*Written problem*. Repeat each entry in full, exactly.

-- start Raw data --

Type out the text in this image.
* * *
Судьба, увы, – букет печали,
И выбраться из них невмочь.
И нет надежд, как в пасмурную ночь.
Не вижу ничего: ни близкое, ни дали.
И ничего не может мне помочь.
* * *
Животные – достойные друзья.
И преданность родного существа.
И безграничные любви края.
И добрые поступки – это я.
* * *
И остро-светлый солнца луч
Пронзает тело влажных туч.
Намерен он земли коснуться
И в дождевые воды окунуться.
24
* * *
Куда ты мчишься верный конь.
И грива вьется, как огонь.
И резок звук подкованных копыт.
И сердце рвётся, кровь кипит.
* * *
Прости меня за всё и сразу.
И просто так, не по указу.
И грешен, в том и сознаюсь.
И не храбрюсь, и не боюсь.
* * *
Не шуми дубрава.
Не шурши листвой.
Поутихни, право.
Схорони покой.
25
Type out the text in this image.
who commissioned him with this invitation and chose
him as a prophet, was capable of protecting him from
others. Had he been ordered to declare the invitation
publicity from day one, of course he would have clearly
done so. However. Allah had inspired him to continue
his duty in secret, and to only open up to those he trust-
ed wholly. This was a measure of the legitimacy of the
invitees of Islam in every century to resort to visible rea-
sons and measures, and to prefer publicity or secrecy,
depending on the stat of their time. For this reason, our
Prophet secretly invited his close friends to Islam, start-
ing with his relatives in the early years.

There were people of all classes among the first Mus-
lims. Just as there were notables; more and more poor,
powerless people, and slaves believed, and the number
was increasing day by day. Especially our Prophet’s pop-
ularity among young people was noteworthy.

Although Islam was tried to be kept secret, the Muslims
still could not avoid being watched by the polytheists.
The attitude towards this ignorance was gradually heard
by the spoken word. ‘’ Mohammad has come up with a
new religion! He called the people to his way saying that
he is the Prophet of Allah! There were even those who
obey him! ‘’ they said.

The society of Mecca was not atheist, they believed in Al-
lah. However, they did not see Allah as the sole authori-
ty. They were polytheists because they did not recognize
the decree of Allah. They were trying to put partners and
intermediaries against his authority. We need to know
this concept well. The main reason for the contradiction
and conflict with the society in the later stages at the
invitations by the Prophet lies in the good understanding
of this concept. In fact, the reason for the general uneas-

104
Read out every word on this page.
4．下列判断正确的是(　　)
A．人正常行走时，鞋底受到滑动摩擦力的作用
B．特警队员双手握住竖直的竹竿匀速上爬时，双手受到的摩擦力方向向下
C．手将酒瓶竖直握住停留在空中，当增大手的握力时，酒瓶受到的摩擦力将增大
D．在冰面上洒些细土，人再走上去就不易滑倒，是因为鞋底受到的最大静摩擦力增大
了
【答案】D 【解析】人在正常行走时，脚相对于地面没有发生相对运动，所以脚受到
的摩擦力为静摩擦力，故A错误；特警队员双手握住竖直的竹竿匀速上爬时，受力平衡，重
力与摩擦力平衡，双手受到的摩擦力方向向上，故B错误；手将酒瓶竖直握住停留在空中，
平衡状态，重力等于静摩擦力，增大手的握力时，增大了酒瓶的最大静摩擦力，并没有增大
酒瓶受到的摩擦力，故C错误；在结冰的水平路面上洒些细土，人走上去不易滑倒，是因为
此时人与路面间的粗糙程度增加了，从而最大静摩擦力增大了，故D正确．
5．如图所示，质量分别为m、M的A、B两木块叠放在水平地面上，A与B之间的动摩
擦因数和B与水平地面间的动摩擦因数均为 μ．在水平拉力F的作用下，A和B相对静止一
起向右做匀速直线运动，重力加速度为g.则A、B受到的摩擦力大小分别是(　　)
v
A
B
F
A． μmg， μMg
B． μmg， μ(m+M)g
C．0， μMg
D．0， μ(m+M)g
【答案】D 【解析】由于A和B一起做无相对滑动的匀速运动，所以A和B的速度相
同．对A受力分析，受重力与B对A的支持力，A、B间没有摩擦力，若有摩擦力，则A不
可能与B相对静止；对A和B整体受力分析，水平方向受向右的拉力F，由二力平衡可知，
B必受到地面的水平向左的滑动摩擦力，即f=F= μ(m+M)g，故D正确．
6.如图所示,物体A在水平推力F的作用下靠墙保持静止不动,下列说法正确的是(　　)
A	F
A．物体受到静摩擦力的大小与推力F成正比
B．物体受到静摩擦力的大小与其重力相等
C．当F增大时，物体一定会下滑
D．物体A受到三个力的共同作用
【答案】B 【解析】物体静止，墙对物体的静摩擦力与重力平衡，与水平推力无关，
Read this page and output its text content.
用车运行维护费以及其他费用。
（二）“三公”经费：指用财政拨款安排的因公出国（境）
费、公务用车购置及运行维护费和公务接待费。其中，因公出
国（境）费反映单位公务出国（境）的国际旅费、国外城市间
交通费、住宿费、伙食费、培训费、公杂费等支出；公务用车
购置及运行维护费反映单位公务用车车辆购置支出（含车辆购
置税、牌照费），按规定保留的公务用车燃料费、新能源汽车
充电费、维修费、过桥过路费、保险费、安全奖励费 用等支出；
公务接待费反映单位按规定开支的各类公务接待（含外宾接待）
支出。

-- end Raw data --

*Response for this exercise*.
Type out the text in this image.
* * *
Судьба, увы, – букет печали,
И выбраться из них невмочь.
И нет надежд, как в пасмурную ночь.
Не вижу ничего: ни близкое, ни дали.
И ничего не может мне помочь.
* * *
Животные – достойные друзья.
И преданность родного существа.
И безграничные любви края.
И добрые поступки – это я.
* * *
И остро-светлый солнца луч
Пронзает тело влажных туч.
Намерен он земли коснуться
И в дождевые воды окунуться.
24
* * *
Куда ты мчишься верный конь.
И грива вьется, как огонь.
И резок звук подкованных копыт.
И сердце рвётся, кровь кипит.
* * *
Прости меня за всё и сразу.
И просто так, не по указу.
И грешен, в том и сознаюсь.
И не храбрюсь, и не боюсь.
* * *
Не шуми дубрава.
Не шурши листвой.
Поутихни, право.
Схорони покой.
25
Type out the text in this image.
who commissioned him with this invitation and chose
him as a prophet, was capable of protecting him from
others. Had he been ordered to declare the invitation
publicity from day one, of course he would have clearly
done so. However. Allah had inspired him to continue
his duty in secret, and to only open up to those he trust-
ed wholly. This was a measure of the legitimacy of the
invitees of Islam in every century to resort to visible rea-
sons and measures, and to prefer publicity or secrecy,
depending on the stat of their time. For this reason, our
Prophet secretly invited his close friends to Islam, start-
ing with his relatives in the early years.

There were people of all classes among the first Mus-
lims. Just as there were notables; more and more poor,
powerless people, and slaves believed, and the number
was increasing day by day. Especially our Prophet’s pop-
ularity among young people was noteworthy.

Although Islam was tried to be kept secret, the Muslims
still could not avoid being watched by the polytheists.
The attitude towards this ignorance was gradually heard
by the spoken word. ‘’ Mohammad has come up with a
new religion! He called the people to his way saying that
he is the Prophet of Allah! There were even those who
obey him! ‘’ they said.

The society of Mecca was not atheist, they believed in Al-
lah. However, they did not see Allah as the sole authori-
ty. They were polytheists because they did not recognize
the decree of Allah. They were trying to put partners and
intermediaries against his authority. We need to know
this concept well. The main reason for the contradiction
and conflict with the society in the later stages at the
invitations by the Prophet lies in the good understanding
of this concept. In fact, the reason for the general uneas-

104
Read out every word on this page.
4．下列判断正确的是(　　)
A．人正常行走时，鞋底受到滑动摩擦力的作用
B．特警队员双手握住竖直的竹竿匀速上爬时，双手受到的摩擦力方向向下
C．手将酒瓶竖直握住停留在空中，当增大手的握力时，酒瓶受到的摩擦力将增大
D．在冰面上洒些细土，人再走上去就不易滑倒，是因为鞋底受到的最大静摩擦力增大
了
【答案】D 【解析】人在正常行走时，脚相对于地面没有发生相对运动，所以脚受到
的摩擦力为静摩擦力，故A错误；特警队员双手握住竖直的竹竿匀速上爬时，受力平衡，重
力与摩擦力平衡，双手受到的摩擦力方向向上，故B错误；手将酒瓶竖直握住停留在空中，
平衡状态，重力等于静摩擦力，增大手的握力时，增大了酒瓶的最大静摩擦力，并没有增大
酒瓶受到的摩擦力，故C错误；在结冰的水平路面上洒些细土，人走上去不易滑倒，是因为
此时人与路面间的粗糙程度增加了，从而最大静摩擦力增大了，故D正确．
5．如图所示，质量分别为m、M的A、B两木块叠放在水平地面上，A与B之间的动摩
擦因数和B与水平地面间的动摩擦因数均为 μ．在水平拉力F的作用下，A和B相对静止一
起向右做匀速直线运动，重力加速度为g.则A、B受到的摩擦力大小分别是(　　)
v
A
B
F
A． μmg， μMg
B． μmg， μ(m+M)g
C．0， μMg
D．0， μ(m+M)g
【答案】D 【解析】由于A和B一起做无相对滑动的匀速运动，所以A和B的速度相
同．对A受力分析，受重力与B对A的支持力，A、B间没有摩擦力，若有摩擦力，则A不
可能与B相对静止；对A和B整体受力分析，水平方向受向右的拉力F，由二力平衡可知，
B必受到地面的水平向左的滑动摩擦力，即f=F= μ(m+M)g，故D正确．
6.如图所示,物体A在水平推力F的作用下靠墙保持静止不动,下列说法正确的是(　　)
A	F
A．物体受到静摩擦力的大小与推力F成正比
B．物体受到静摩擦力的大小与其重力相等
C．当F增大时，物体一定会下滑
D．物体A受到三个力的共同作用
【答案】B 【解析】物体静止，墙对物体的静摩擦力与重力平衡，与水平推力无关，
Read this page and output its text content.
用车运行维护费以及其他费用。
（二）“三公”经费：指用财政拨款安排的因公出国（境）
费、公务用车购置及运行维护费和公务接待费。其中，因公出
国（境）费反映单位公务出国（境）的国际旅费、国外城市间
交通费、住宿费、伙食费、培训费、公杂费等支出；公务用车
购置及运行维护费反映单位公务用车车辆购置支出（含车辆购
置税、牌照费），按规定保留的公务用车燃料费、新能源汽车
充电费、维修费、过桥过路费、保险费、安全奖励费 用等支出；
公务接待费反映单位按规定开支的各类公务接待（含外宾接待）
支出。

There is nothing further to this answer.